# What you should do:
Omit the images, then print each record below exactly as it reads.

# Record extracts:
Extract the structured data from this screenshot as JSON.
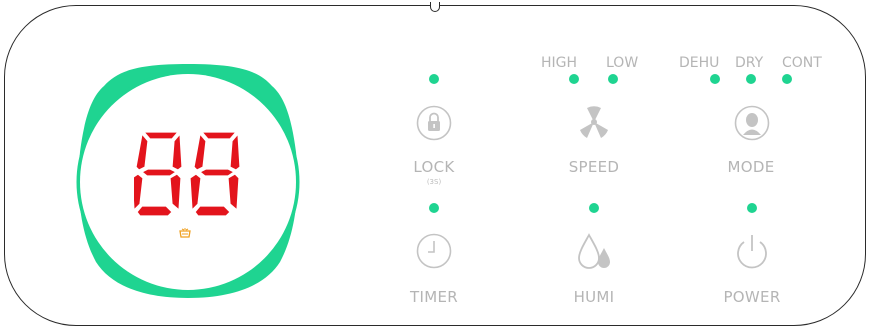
{
  "display": {
    "digits": "88",
    "digit_color": "#e3141c",
    "ring_color": "#1fd491",
    "indicator_icon": "water-tank-icon",
    "indicator_color": "#f0a020"
  },
  "indicators": {
    "fan_speed": [
      "HIGH",
      "LOW"
    ],
    "mode": [
      "DEHU",
      "DRY",
      "CONT"
    ]
  },
  "buttons": {
    "lock": {
      "label": "LOCK",
      "sub_label": "(3S)",
      "icon": "lock-icon"
    },
    "speed": {
      "label": "SPEED",
      "icon": "fan-icon"
    },
    "mode": {
      "label": "MODE",
      "icon": "person-icon"
    },
    "timer": {
      "label": "TIMER",
      "icon": "clock-icon"
    },
    "humi": {
      "label": "HUMI",
      "icon": "droplets-icon"
    },
    "power": {
      "label": "POWER",
      "icon": "power-icon"
    }
  },
  "colors": {
    "led": "#1fd491",
    "label": "#b5b5b5",
    "outline": "#2b2b2b"
  }
}
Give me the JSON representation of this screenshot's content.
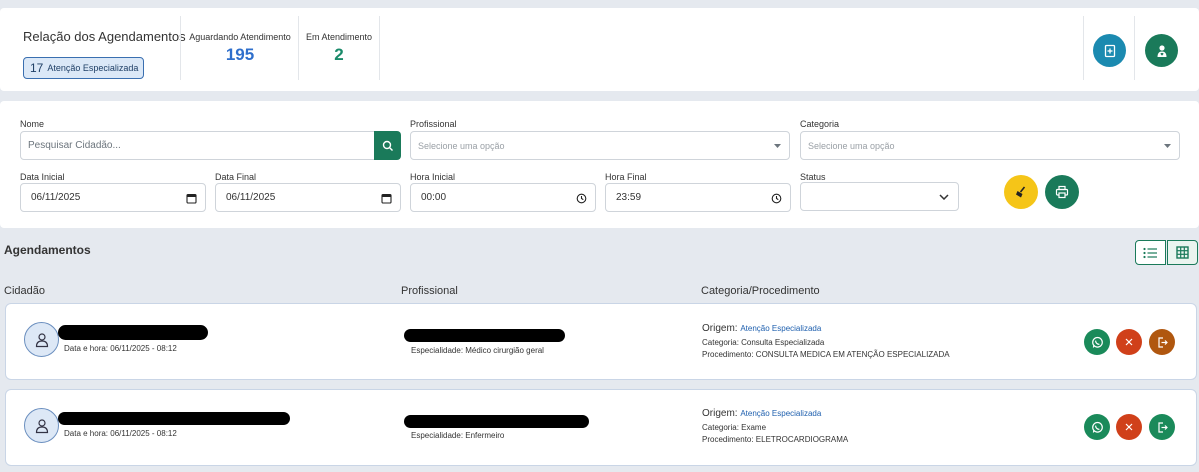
{
  "header": {
    "title": "Relação dos Agendamentos",
    "badge_count": "17",
    "badge_label": "Atenção Especializada",
    "stats": [
      {
        "label": "Aguardando Atendimento",
        "value": "195",
        "color": "#2f6fcc"
      },
      {
        "label": "Em Atendimento",
        "value": "2",
        "color": "#1a8a6a"
      }
    ]
  },
  "filters": {
    "nome_label": "Nome",
    "nome_placeholder": "Pesquisar Cidadão...",
    "profissional_label": "Profissional",
    "profissional_placeholder": "Selecione uma opção",
    "categoria_label": "Categoria",
    "categoria_placeholder": "Selecione uma opção",
    "data_inicial_label": "Data Inicial",
    "data_inicial_value": "06/11/2025",
    "data_final_label": "Data Final",
    "data_final_value": "06/11/2025",
    "hora_inicial_label": "Hora Inicial",
    "hora_inicial_value": "00:00",
    "hora_final_label": "Hora Final",
    "hora_final_value": "23:59",
    "status_label": "Status",
    "status_value": ""
  },
  "list": {
    "title": "Agendamentos",
    "columns": [
      "Cidadão",
      "Profissional",
      "Categoria/Procedimento"
    ],
    "rows": [
      {
        "datetime": "Data e hora: 06/11/2025 - 08:12",
        "specialty": "Especialidade: Médico cirurgião geral",
        "origem_label": "Origem:",
        "origem_value": "Atenção Especializada",
        "categoria": "Categoria: Consulta Especializada",
        "procedimento": "Procedimento: CONSULTA MEDICA EM ATENÇÃO ESPECIALIZADA",
        "third_action_color": "#b0570f"
      },
      {
        "datetime": "Data e hora: 06/11/2025 - 08:12",
        "specialty": "Especialidade: Enfermeiro",
        "origem_label": "Origem:",
        "origem_value": "Atenção Especializada",
        "categoria": "Categoria: Exame",
        "procedimento": "Procedimento: ELETROCARDIOGRAMA",
        "third_action_color": "#1a8a5a"
      }
    ]
  },
  "colors": {
    "primary_green": "#1a7a5a",
    "teal": "#1b8ab0",
    "yellow": "#f5c518",
    "danger": "#d0401a"
  },
  "icons": [
    "plus-document-icon",
    "person-heart-icon",
    "search-icon",
    "calendar-icon",
    "clock-icon",
    "chevron-down-icon",
    "broom-icon",
    "printer-icon",
    "list-view-icon",
    "grid-view-icon",
    "user-icon",
    "whatsapp-icon",
    "close-icon",
    "exit-icon"
  ]
}
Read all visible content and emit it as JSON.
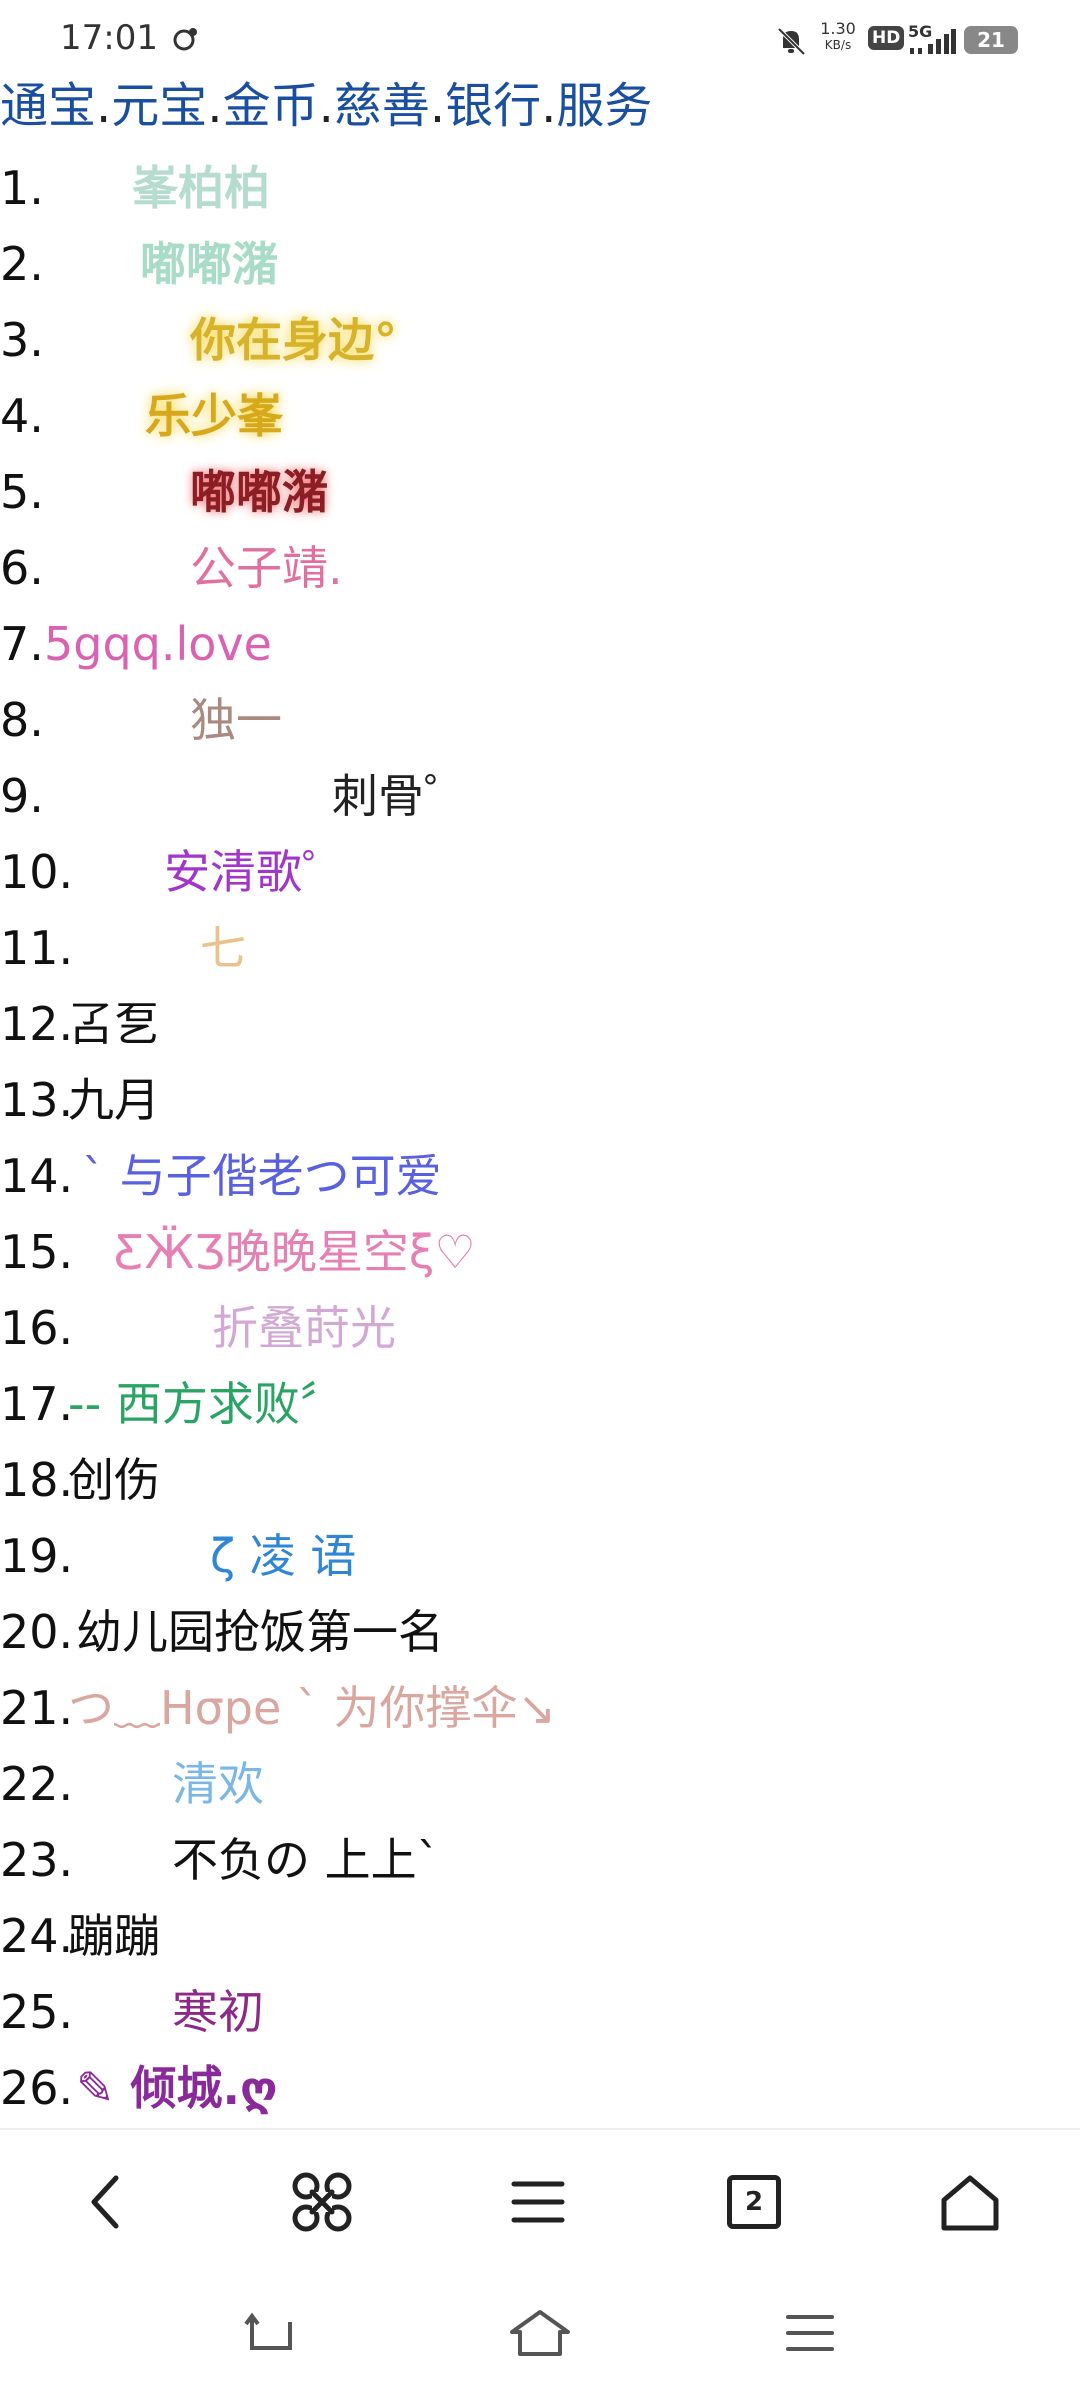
{
  "status_bar": {
    "time": "17:01",
    "speed": "1.30",
    "speed_unit": "KB/s",
    "hd": "HD",
    "net": "5G",
    "battery": "21"
  },
  "breadcrumbs": [
    {
      "label": "通宝"
    },
    {
      "label": "元宝"
    },
    {
      "label": "金币"
    },
    {
      "label": "慈善"
    },
    {
      "label": "银行"
    },
    {
      "label": "服务"
    }
  ],
  "breadcrumb_separator": ".",
  "rows": [
    {
      "num": "1.",
      "name": "峯柏柏",
      "color": "#b6dccf"
    },
    {
      "num": "2.",
      "name": "嘟嘟潴",
      "color": "#a9dcc7"
    },
    {
      "num": "3.",
      "name": "你在身边°",
      "color": "#d7b22b"
    },
    {
      "num": "4.",
      "name": "乐少峯",
      "color": "#d7a81c"
    },
    {
      "num": "5.",
      "name": "嘟嘟潴",
      "color": "#8b1e24"
    },
    {
      "num": "6.",
      "name": "公子靖.",
      "color": "#e070a0"
    },
    {
      "num": "7.",
      "name": "5gqq.love",
      "color": "#d963b2"
    },
    {
      "num": "8.",
      "name": "独一",
      "color": "#a88a80"
    },
    {
      "num": "9.",
      "name": "刺骨゜",
      "color": "#222222"
    },
    {
      "num": "10.",
      "name": "安清歌゜",
      "color": "#a236c9"
    },
    {
      "num": "11.",
      "name": "七",
      "color": "#e8c48c"
    },
    {
      "num": "12.",
      "name": "叾乭",
      "color": "#111111"
    },
    {
      "num": "13.",
      "name": "九月",
      "color": "#111111"
    },
    {
      "num": "14.",
      "name": "ˋ 与子偕老つ可爱",
      "color": "#5a61e0"
    },
    {
      "num": "15.",
      "name": "ƸӜƷ晚晚星空ξ♡",
      "color": "#e67fb3"
    },
    {
      "num": "16.",
      "name": "折叠莳光",
      "color": "#d1a9d4"
    },
    {
      "num": "17.",
      "name": "--   西方求败〞",
      "color": "#2aa464"
    },
    {
      "num": "18.",
      "name": "创伤",
      "color": "#111111"
    },
    {
      "num": "19.",
      "name": "ζ       凌 语",
      "color": "#2f86d6"
    },
    {
      "num": "20.",
      "name": "幼儿园抢饭第一名",
      "color": "#111111"
    },
    {
      "num": "21.",
      "name": "つ﹏Hσpe ˋ 为你撑伞↘",
      "color": "#d9a6a0"
    },
    {
      "num": "22.",
      "name": "清欢",
      "color": "#7ab6e6"
    },
    {
      "num": "23.",
      "name": "不负の   上上ˋ",
      "color": "#111111"
    },
    {
      "num": "24.",
      "name": "蹦蹦",
      "color": "#111111"
    },
    {
      "num": "25.",
      "name": "寒初",
      "color": "#8d2a88"
    },
    {
      "num": "26.",
      "name": "✎   倾城.ღ",
      "color": "#8a2a9a"
    }
  ],
  "bottom_nav": {
    "back_icon": "chevron-left-icon",
    "apps_icon": "command-icon",
    "menu_icon": "menu-icon",
    "tabs_count": "2",
    "home_icon": "home-icon"
  },
  "system_nav": {
    "back": "back-arrow-icon",
    "home": "home-outline-icon",
    "recents": "recents-menu-icon"
  }
}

# Worked solution:
Extract the structured data from this screenshot as JSON.
{
  "display": {
    "digits": "88",
    "digit_color": "#e3141c",
    "ring_color": "#1fd491",
    "indicator_icon": "water-tank-icon",
    "indicator_color": "#f0a020"
  },
  "indicators": {
    "fan_speed": [
      "HIGH",
      "LOW"
    ],
    "mode": [
      "DEHU",
      "DRY",
      "CONT"
    ]
  },
  "buttons": {
    "lock": {
      "label": "LOCK",
      "sub_label": "(3S)",
      "icon": "lock-icon"
    },
    "speed": {
      "label": "SPEED",
      "icon": "fan-icon"
    },
    "mode": {
      "label": "MODE",
      "icon": "person-icon"
    },
    "timer": {
      "label": "TIMER",
      "icon": "clock-icon"
    },
    "humi": {
      "label": "HUMI",
      "icon": "droplets-icon"
    },
    "power": {
      "label": "POWER",
      "icon": "power-icon"
    }
  },
  "colors": {
    "led": "#1fd491",
    "label": "#b5b5b5",
    "outline": "#2b2b2b"
  }
}
Give me the JSON representation of this screenshot's content.
{
  "header": {
    "title": "Relação dos Agendamentos",
    "badge_count": "17",
    "badge_label": "Atenção Especializada",
    "stats": [
      {
        "label": "Aguardando Atendimento",
        "value": "195",
        "color": "#2f6fcc"
      },
      {
        "label": "Em Atendimento",
        "value": "2",
        "color": "#1a8a6a"
      }
    ]
  },
  "filters": {
    "nome_label": "Nome",
    "nome_placeholder": "Pesquisar Cidadão...",
    "profissional_label": "Profissional",
    "profissional_placeholder": "Selecione uma opção",
    "categoria_label": "Categoria",
    "categoria_placeholder": "Selecione uma opção",
    "data_inicial_label": "Data Inicial",
    "data_inicial_value": "06/11/2025",
    "data_final_label": "Data Final",
    "data_final_value": "06/11/2025",
    "hora_inicial_label": "Hora Inicial",
    "hora_inicial_value": "00:00",
    "hora_final_label": "Hora Final",
    "hora_final_value": "23:59",
    "status_label": "Status",
    "status_value": ""
  },
  "list": {
    "title": "Agendamentos",
    "columns": [
      "Cidadão",
      "Profissional",
      "Categoria/Procedimento"
    ],
    "rows": [
      {
        "datetime": "Data e hora: 06/11/2025 - 08:12",
        "specialty": "Especialidade: Médico cirurgião geral",
        "origem_label": "Origem:",
        "origem_value": "Atenção Especializada",
        "categoria": "Categoria: Consulta Especializada",
        "procedimento": "Procedimento: CONSULTA MEDICA EM ATENÇÃO ESPECIALIZADA",
        "third_action_color": "#b0570f"
      },
      {
        "datetime": "Data e hora: 06/11/2025 - 08:12",
        "specialty": "Especialidade: Enfermeiro",
        "origem_label": "Origem:",
        "origem_value": "Atenção Especializada",
        "categoria": "Categoria: Exame",
        "procedimento": "Procedimento: ELETROCARDIOGRAMA",
        "third_action_color": "#1a8a5a"
      }
    ]
  },
  "colors": {
    "primary_green": "#1a7a5a",
    "teal": "#1b8ab0",
    "yellow": "#f5c518",
    "danger": "#d0401a"
  },
  "icons": [
    "plus-document-icon",
    "person-heart-icon",
    "search-icon",
    "calendar-icon",
    "clock-icon",
    "chevron-down-icon",
    "broom-icon",
    "printer-icon",
    "list-view-icon",
    "grid-view-icon",
    "user-icon",
    "whatsapp-icon",
    "close-icon",
    "exit-icon"
  ]
}
Read all visible content and emit it as JSON.
{
  "status_bar": {
    "time": "17:01",
    "speed": "1.30",
    "speed_unit": "KB/s",
    "hd": "HD",
    "net": "5G",
    "battery": "21"
  },
  "breadcrumbs": [
    {
      "label": "通宝"
    },
    {
      "label": "元宝"
    },
    {
      "label": "金币"
    },
    {
      "label": "慈善"
    },
    {
      "label": "银行"
    },
    {
      "label": "服务"
    }
  ],
  "breadcrumb_separator": ".",
  "rows": [
    {
      "num": "1.",
      "name": "峯柏柏",
      "color": "#b6dccf"
    },
    {
      "num": "2.",
      "name": "嘟嘟潴",
      "color": "#a9dcc7"
    },
    {
      "num": "3.",
      "name": "你在身边°",
      "color": "#d7b22b"
    },
    {
      "num": "4.",
      "name": "乐少峯",
      "color": "#d7a81c"
    },
    {
      "num": "5.",
      "name": "嘟嘟潴",
      "color": "#8b1e24"
    },
    {
      "num": "6.",
      "name": "公子靖.",
      "color": "#e070a0"
    },
    {
      "num": "7.",
      "name": "5gqq.love",
      "color": "#d963b2"
    },
    {
      "num": "8.",
      "name": "独一",
      "color": "#a88a80"
    },
    {
      "num": "9.",
      "name": "刺骨゜",
      "color": "#222222"
    },
    {
      "num": "10.",
      "name": "安清歌゜",
      "color": "#a236c9"
    },
    {
      "num": "11.",
      "name": "七",
      "color": "#e8c48c"
    },
    {
      "num": "12.",
      "name": "叾乭",
      "color": "#111111"
    },
    {
      "num": "13.",
      "name": "九月",
      "color": "#111111"
    },
    {
      "num": "14.",
      "name": "ˋ 与子偕老つ可爱",
      "color": "#5a61e0"
    },
    {
      "num": "15.",
      "name": "ƸӜƷ晚晚星空ξ♡",
      "color": "#e67fb3"
    },
    {
      "num": "16.",
      "name": "折叠莳光",
      "color": "#d1a9d4"
    },
    {
      "num": "17.",
      "name": "--   西方求败〞",
      "color": "#2aa464"
    },
    {
      "num": "18.",
      "name": "创伤",
      "color": "#111111"
    },
    {
      "num": "19.",
      "name": "ζ       凌 语",
      "color": "#2f86d6"
    },
    {
      "num": "20.",
      "name": "幼儿园抢饭第一名",
      "color": "#111111"
    },
    {
      "num": "21.",
      "name": "つ﹏Hσpe ˋ 为你撑伞↘",
      "color": "#d9a6a0"
    },
    {
      "num": "22.",
      "name": "清欢",
      "color": "#7ab6e6"
    },
    {
      "num": "23.",
      "name": "不负の   上上ˋ",
      "color": "#111111"
    },
    {
      "num": "24.",
      "name": "蹦蹦",
      "color": "#111111"
    },
    {
      "num": "25.",
      "name": "寒初",
      "color": "#8d2a88"
    },
    {
      "num": "26.",
      "name": "✎   倾城.ღ",
      "color": "#8a2a9a"
    }
  ],
  "bottom_nav": {
    "back_icon": "chevron-left-icon",
    "apps_icon": "command-icon",
    "menu_icon": "menu-icon",
    "tabs_count": "2",
    "home_icon": "home-icon"
  },
  "system_nav": {
    "back": "back-arrow-icon",
    "home": "home-outline-icon",
    "recents": "recents-menu-icon"
  }
}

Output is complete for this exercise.